[EXERCISE DESCRIPTION] The records that follow are to be repeated without alteration.

(Entries with figure data)
________

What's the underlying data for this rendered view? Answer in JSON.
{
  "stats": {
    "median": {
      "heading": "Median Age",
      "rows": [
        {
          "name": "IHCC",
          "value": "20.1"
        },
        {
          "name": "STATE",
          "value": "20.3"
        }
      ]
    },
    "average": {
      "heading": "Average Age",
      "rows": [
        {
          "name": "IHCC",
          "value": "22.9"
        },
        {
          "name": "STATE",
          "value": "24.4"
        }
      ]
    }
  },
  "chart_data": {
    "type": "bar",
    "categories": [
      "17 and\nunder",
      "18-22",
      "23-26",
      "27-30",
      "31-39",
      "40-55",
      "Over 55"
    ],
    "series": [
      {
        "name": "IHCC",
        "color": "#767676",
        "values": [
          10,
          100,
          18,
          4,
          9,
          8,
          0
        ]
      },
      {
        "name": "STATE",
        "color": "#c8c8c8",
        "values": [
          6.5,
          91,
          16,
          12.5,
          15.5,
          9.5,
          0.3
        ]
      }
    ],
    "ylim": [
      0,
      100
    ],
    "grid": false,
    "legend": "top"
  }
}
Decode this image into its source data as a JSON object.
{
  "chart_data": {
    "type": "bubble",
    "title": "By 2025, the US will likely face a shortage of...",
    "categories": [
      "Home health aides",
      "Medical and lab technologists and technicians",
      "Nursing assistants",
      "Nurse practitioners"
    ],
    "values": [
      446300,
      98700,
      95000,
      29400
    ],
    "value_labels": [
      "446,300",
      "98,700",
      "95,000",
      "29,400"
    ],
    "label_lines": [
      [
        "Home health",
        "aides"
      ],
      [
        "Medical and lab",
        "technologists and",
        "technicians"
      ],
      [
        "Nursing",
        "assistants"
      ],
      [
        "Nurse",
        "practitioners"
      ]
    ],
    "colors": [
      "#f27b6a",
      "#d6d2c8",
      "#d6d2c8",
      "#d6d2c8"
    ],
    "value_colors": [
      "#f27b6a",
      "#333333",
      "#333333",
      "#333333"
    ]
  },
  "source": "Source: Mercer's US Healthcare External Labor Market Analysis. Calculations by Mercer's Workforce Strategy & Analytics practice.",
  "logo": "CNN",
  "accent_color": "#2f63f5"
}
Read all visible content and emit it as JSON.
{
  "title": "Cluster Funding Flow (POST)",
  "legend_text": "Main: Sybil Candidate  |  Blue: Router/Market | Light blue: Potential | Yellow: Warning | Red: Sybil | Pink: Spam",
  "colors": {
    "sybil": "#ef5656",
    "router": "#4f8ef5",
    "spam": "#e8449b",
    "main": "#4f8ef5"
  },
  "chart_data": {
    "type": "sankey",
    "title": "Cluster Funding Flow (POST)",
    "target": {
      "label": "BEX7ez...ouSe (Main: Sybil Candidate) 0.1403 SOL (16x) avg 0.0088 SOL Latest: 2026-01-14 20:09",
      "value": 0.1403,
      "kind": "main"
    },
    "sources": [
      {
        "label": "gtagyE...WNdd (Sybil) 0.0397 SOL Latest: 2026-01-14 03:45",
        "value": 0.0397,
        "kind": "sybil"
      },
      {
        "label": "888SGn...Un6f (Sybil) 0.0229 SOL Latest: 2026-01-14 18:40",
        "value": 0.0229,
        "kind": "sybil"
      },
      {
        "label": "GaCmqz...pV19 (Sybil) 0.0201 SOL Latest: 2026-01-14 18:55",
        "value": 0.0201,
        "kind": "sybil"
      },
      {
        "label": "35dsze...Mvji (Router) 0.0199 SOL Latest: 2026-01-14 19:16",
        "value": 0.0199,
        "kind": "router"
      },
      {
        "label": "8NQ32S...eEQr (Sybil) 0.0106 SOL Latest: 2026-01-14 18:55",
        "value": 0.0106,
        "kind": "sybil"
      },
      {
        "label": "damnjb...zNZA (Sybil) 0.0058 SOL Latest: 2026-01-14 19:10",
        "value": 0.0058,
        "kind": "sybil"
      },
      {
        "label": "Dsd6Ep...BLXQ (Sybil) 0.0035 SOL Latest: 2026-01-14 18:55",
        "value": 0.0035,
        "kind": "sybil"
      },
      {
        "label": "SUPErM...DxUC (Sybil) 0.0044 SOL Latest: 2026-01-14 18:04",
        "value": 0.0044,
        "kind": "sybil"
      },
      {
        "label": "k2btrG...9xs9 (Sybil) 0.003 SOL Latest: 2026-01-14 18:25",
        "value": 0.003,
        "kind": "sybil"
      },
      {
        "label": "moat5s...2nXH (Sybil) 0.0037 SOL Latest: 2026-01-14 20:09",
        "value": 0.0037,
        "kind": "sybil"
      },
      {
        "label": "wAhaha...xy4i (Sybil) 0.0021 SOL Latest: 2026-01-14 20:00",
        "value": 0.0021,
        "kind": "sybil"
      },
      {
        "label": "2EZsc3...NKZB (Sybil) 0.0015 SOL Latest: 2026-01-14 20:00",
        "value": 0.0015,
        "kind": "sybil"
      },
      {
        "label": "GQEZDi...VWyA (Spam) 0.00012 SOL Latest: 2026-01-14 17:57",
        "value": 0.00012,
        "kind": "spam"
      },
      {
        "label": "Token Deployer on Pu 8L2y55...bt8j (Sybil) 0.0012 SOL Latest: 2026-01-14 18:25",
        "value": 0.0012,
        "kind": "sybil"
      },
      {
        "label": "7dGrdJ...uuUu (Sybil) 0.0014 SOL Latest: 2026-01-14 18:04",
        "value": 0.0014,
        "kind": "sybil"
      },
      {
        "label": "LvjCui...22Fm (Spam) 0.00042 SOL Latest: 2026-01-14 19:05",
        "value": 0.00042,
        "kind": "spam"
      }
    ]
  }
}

________

[OUTPUT FOR THIS TASK]
What's the underlying data for this rendered view? Answer in JSON.
{
  "stats": {
    "median": {
      "heading": "Median Age",
      "rows": [
        {
          "name": "IHCC",
          "value": "20.1"
        },
        {
          "name": "STATE",
          "value": "20.3"
        }
      ]
    },
    "average": {
      "heading": "Average Age",
      "rows": [
        {
          "name": "IHCC",
          "value": "22.9"
        },
        {
          "name": "STATE",
          "value": "24.4"
        }
      ]
    }
  },
  "chart_data": {
    "type": "bar",
    "categories": [
      "17 and\nunder",
      "18-22",
      "23-26",
      "27-30",
      "31-39",
      "40-55",
      "Over 55"
    ],
    "series": [
      {
        "name": "IHCC",
        "color": "#767676",
        "values": [
          10,
          100,
          18,
          4,
          9,
          8,
          0
        ]
      },
      {
        "name": "STATE",
        "color": "#c8c8c8",
        "values": [
          6.5,
          91,
          16,
          12.5,
          15.5,
          9.5,
          0.3
        ]
      }
    ],
    "ylim": [
      0,
      100
    ],
    "grid": false,
    "legend": "top"
  }
}
Decode this image into its source data as a JSON object.
{
  "chart_data": {
    "type": "bubble",
    "title": "By 2025, the US will likely face a shortage of...",
    "categories": [
      "Home health aides",
      "Medical and lab technologists and technicians",
      "Nursing assistants",
      "Nurse practitioners"
    ],
    "values": [
      446300,
      98700,
      95000,
      29400
    ],
    "value_labels": [
      "446,300",
      "98,700",
      "95,000",
      "29,400"
    ],
    "label_lines": [
      [
        "Home health",
        "aides"
      ],
      [
        "Medical and lab",
        "technologists and",
        "technicians"
      ],
      [
        "Nursing",
        "assistants"
      ],
      [
        "Nurse",
        "practitioners"
      ]
    ],
    "colors": [
      "#f27b6a",
      "#d6d2c8",
      "#d6d2c8",
      "#d6d2c8"
    ],
    "value_colors": [
      "#f27b6a",
      "#333333",
      "#333333",
      "#333333"
    ]
  },
  "source": "Source: Mercer's US Healthcare External Labor Market Analysis. Calculations by Mercer's Workforce Strategy & Analytics practice.",
  "logo": "CNN",
  "accent_color": "#2f63f5"
}
Read all visible content and emit it as JSON.
{
  "title": "Cluster Funding Flow (POST)",
  "legend_text": "Main: Sybil Candidate  |  Blue: Router/Market | Light blue: Potential | Yellow: Warning | Red: Sybil | Pink: Spam",
  "colors": {
    "sybil": "#ef5656",
    "router": "#4f8ef5",
    "spam": "#e8449b",
    "main": "#4f8ef5"
  },
  "chart_data": {
    "type": "sankey",
    "title": "Cluster Funding Flow (POST)",
    "target": {
      "label": "BEX7ez...ouSe (Main: Sybil Candidate) 0.1403 SOL (16x) avg 0.0088 SOL Latest: 2026-01-14 20:09",
      "value": 0.1403,
      "kind": "main"
    },
    "sources": [
      {
        "label": "gtagyE...WNdd (Sybil) 0.0397 SOL Latest: 2026-01-14 03:45",
        "value": 0.0397,
        "kind": "sybil"
      },
      {
        "label": "888SGn...Un6f (Sybil) 0.0229 SOL Latest: 2026-01-14 18:40",
        "value": 0.0229,
        "kind": "sybil"
      },
      {
        "label": "GaCmqz...pV19 (Sybil) 0.0201 SOL Latest: 2026-01-14 18:55",
        "value": 0.0201,
        "kind": "sybil"
      },
      {
        "label": "35dsze...Mvji (Router) 0.0199 SOL Latest: 2026-01-14 19:16",
        "value": 0.0199,
        "kind": "router"
      },
      {
        "label": "8NQ32S...eEQr (Sybil) 0.0106 SOL Latest: 2026-01-14 18:55",
        "value": 0.0106,
        "kind": "sybil"
      },
      {
        "label": "damnjb...zNZA (Sybil) 0.0058 SOL Latest: 2026-01-14 19:10",
        "value": 0.0058,
        "kind": "sybil"
      },
      {
        "label": "Dsd6Ep...BLXQ (Sybil) 0.0035 SOL Latest: 2026-01-14 18:55",
        "value": 0.0035,
        "kind": "sybil"
      },
      {
        "label": "SUPErM...DxUC (Sybil) 0.0044 SOL Latest: 2026-01-14 18:04",
        "value": 0.0044,
        "kind": "sybil"
      },
      {
        "label": "k2btrG...9xs9 (Sybil) 0.003 SOL Latest: 2026-01-14 18:25",
        "value": 0.003,
        "kind": "sybil"
      },
      {
        "label": "moat5s...2nXH (Sybil) 0.0037 SOL Latest: 2026-01-14 20:09",
        "value": 0.0037,
        "kind": "sybil"
      },
      {
        "label": "wAhaha...xy4i (Sybil) 0.0021 SOL Latest: 2026-01-14 20:00",
        "value": 0.0021,
        "kind": "sybil"
      },
      {
        "label": "2EZsc3...NKZB (Sybil) 0.0015 SOL Latest: 2026-01-14 20:00",
        "value": 0.0015,
        "kind": "sybil"
      },
      {
        "label": "GQEZDi...VWyA (Spam) 0.00012 SOL Latest: 2026-01-14 17:57",
        "value": 0.00012,
        "kind": "spam"
      },
      {
        "label": "Token Deployer on Pu 8L2y55...bt8j (Sybil) 0.0012 SOL Latest: 2026-01-14 18:25",
        "value": 0.0012,
        "kind": "sybil"
      },
      {
        "label": "7dGrdJ...uuUu (Sybil) 0.0014 SOL Latest: 2026-01-14 18:04",
        "value": 0.0014,
        "kind": "sybil"
      },
      {
        "label": "LvjCui...22Fm (Spam) 0.00042 SOL Latest: 2026-01-14 19:05",
        "value": 0.00042,
        "kind": "spam"
      }
    ]
  }
}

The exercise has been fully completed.